• WORK REQUIRED: Take every line where the string "Namensstempel" appears and copy it.

Dataset items:
* * *

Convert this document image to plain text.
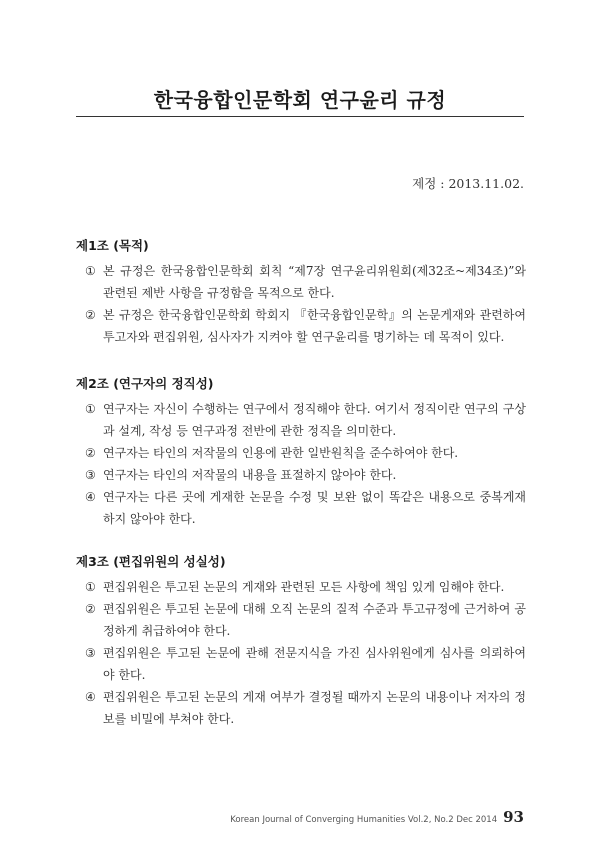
한국융합인문학회 연구윤리 규정
제정 : 2013.11.02.
제1조 (목적)
① 본 규정은 한국융합인문학회 회칙 “제7장 연구윤리위원회(제32조~제34조)”와 관련된 제반 사항을 규정함을 목적으로 한다.
② 본 규정은 한국융합인문학회 학회지 『한국융합인문학』의 논문게재와 관련하여 투고자와 편집위원, 심사자가 지켜야 할 연구윤리를 명기하는 데 목적이 있다.
제2조 (연구자의 정직성)
① 연구자는 자신이 수행하는 연구에서 정직해야 한다. 여기서 정직이란 연구의 구상과 설계, 작성 등 연구과정 전반에 관한 정직을 의미한다.
② 연구자는 타인의 저작물의 인용에 관한 일반원칙을 준수하여야 한다.
③ 연구자는 타인의 저작물의 내용을 표절하지 않아야 한다.
④ 연구자는 다른 곳에 게재한 논문을 수정 및 보완 없이 똑같은 내용으로 중복게재하지 않아야 한다.
제3조 (편집위원의 성실성)
① 편집위원은 투고된 논문의 게재와 관련된 모든 사항에 책임 있게 임해야 한다.
② 편집위원은 투고된 논문에 대해 오직 논문의 질적 수준과 투고규정에 근거하여 공정하게 취급하여야 한다.
③ 편집위원은 투고된 논문에 관해 전문지식을 가진 심사위원에게 심사를 의뢰하여야 한다.
④ 편집위원은 투고된 논문의 게재 여부가 결정될 때까지 논문의 내용이나 저자의 정보를 비밀에 부쳐야 한다.
Korean Journal of Converging Humanities Vol.2, No.2 Dec 2014 93
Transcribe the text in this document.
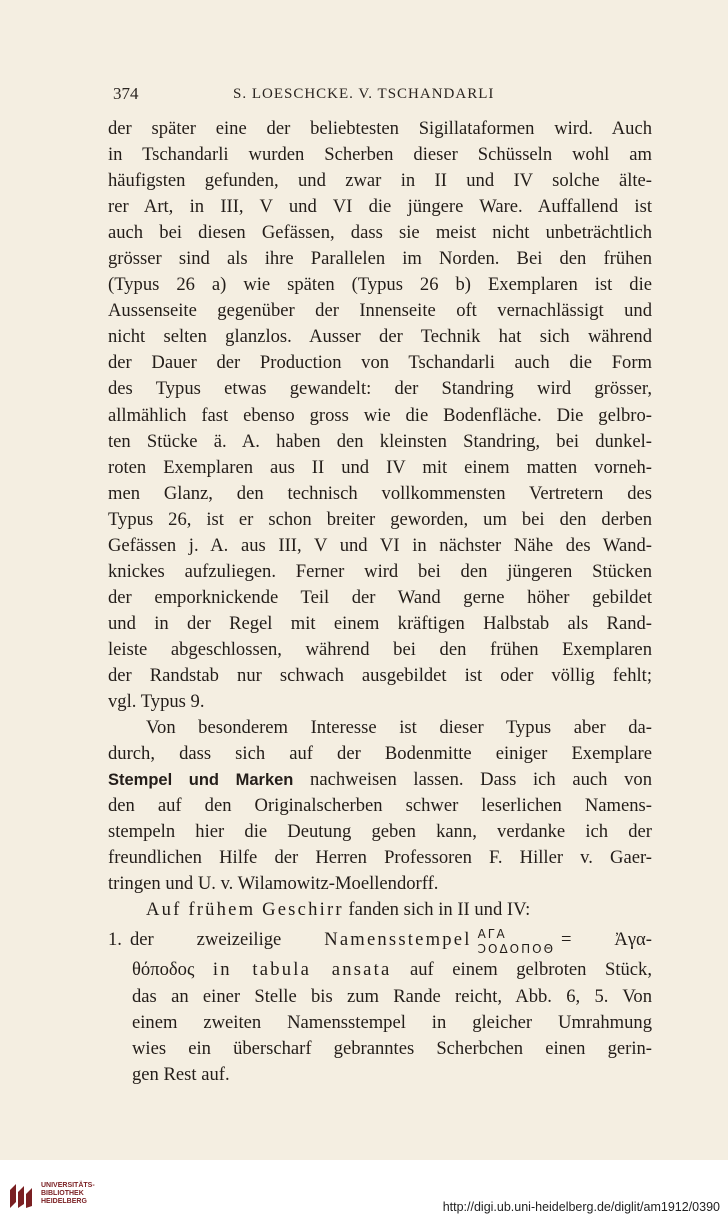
374	S. LOESCHCKE. V. TSCHANDARLI
der später eine der beliebtesten Sigillataformen wird. Auch
in Tschandarli wurden Scherben dieser Schüsseln wohl am
häufigsten gefunden, und zwar in II und IV solche älte-
rer Art, in III, V und VI die jüngere Ware. Auffallend ist
auch bei diesen Gefässen, dass sie meist nicht unbeträchtlich
grösser sind als ihre Parallelen im Norden. Bei den frühen
(Typus 26 a) wie späten (Typus 26 b) Exemplaren ist die
Aussenseite gegenüber der Innenseite oft vernachlässigt und
nicht selten glanzlos. Ausser der Technik hat sich während
der Dauer der Production von Tschandarli auch die Form
des Typus etwas gewandelt: der Standring wird grösser,
allmählich fast ebenso gross wie die Bodenfläche. Die gelbro-
ten Stücke ä. A. haben den kleinsten Standring, bei dunkel-
roten Exemplaren aus II und IV mit einem matten vorneh-
men Glanz, den technisch vollkommensten Vertretern des
Typus 26, ist er schon breiter geworden, um bei den derben
Gefässen j. A. aus III, V und VI in nächster Nähe des Wand-
knickes aufzuliegen. Ferner wird bei den jüngeren Stücken
der emporknickende Teil der Wand gerne höher gebildet
und in der Regel mit einem kräftigen Halbstab als Rand-
leiste abgeschlossen, während bei den frühen Exemplaren
der Randstab nur schwach ausgebildet ist oder völlig fehlt;
vgl. Typus 9.
Von besonderem Interesse ist dieser Typus aber da-
durch, dass sich auf der Bodenmitte einiger Exemplare
Stempel und Marken nachweisen lassen. Dass ich auch von
den auf den Originalscherben schwer leserlichen Namens-
stempeln hier die Deutung geben kann, verdanke ich der
freundlichen Hilfe der Herren Professoren F. Hiller v. Gaer-
tringen und U. v. Wilamowitz-Moellendorff.
Auf frühem Geschirr fanden sich in II und IV:
1. der zweizeilige Namensstempel ΑΓΑ
ƆOΔOΠOΘ = Ἀγα-
θόποδος in tabula ansata auf einem gelbroten Stück,
das an einer Stelle bis zum Rande reicht, Abb. 6, 5. Von
einem zweiten Namensstempel in gleicher Umrahmung
wies ein überscharf gebranntes Scherbchen einen gerin-
gen Rest auf.
UNIVERSITÄTS-
BIBLIOTHEK
HEIDELBERG	http://digi.ub.uni-heidelberg.de/diglit/am1912/0390
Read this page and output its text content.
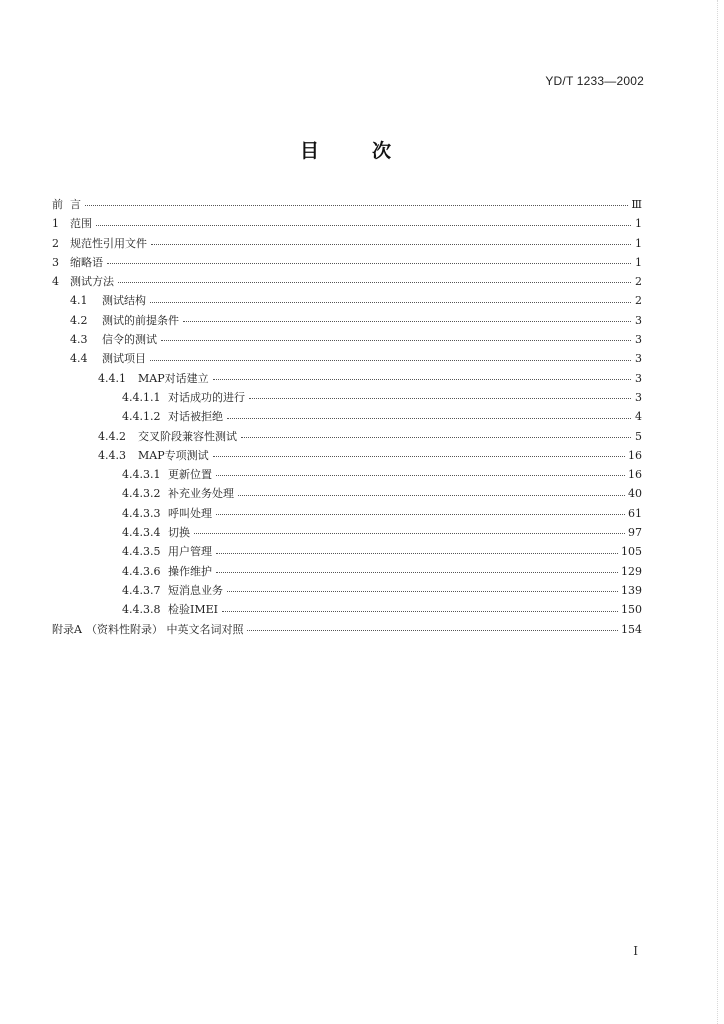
YD/T 1233—2002
目	次
前 言	Ⅲ
1	范围	1
2	规范性引用文件	1
3	缩略语	1
4	测试方法	2
4.1	测试结构	2
4.2	测试的前提条件	3
4.3	信令的测试	3
4.4	测试项目	3
4.4.1	MAP对话建立	3
4.4.1.1 对话成功的进行	3
4.4.1.2 对话被拒绝	4
4.4.2	交叉阶段兼容性测试	5
4.4.3	MAP专项测试	16
4.4.3.1 更新位置	16
4.4.3.2 补充业务处理	40
4.4.3.3 呼叫处理	61
4.4.3.4 切换	97
4.4.3.5 用户管理	105
4.4.3.6 操作维护	129
4.4.3.7 短消息业务	139
4.4.3.8 检验IMEI	150
附录A （资料性附录） 中英文名词对照	154
I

* * *

• TASK OUTPUT:
1. der zweizeilige Namensstempel ΑΓΑ
einem zweiten Namensstempel in gleicher Umrahmung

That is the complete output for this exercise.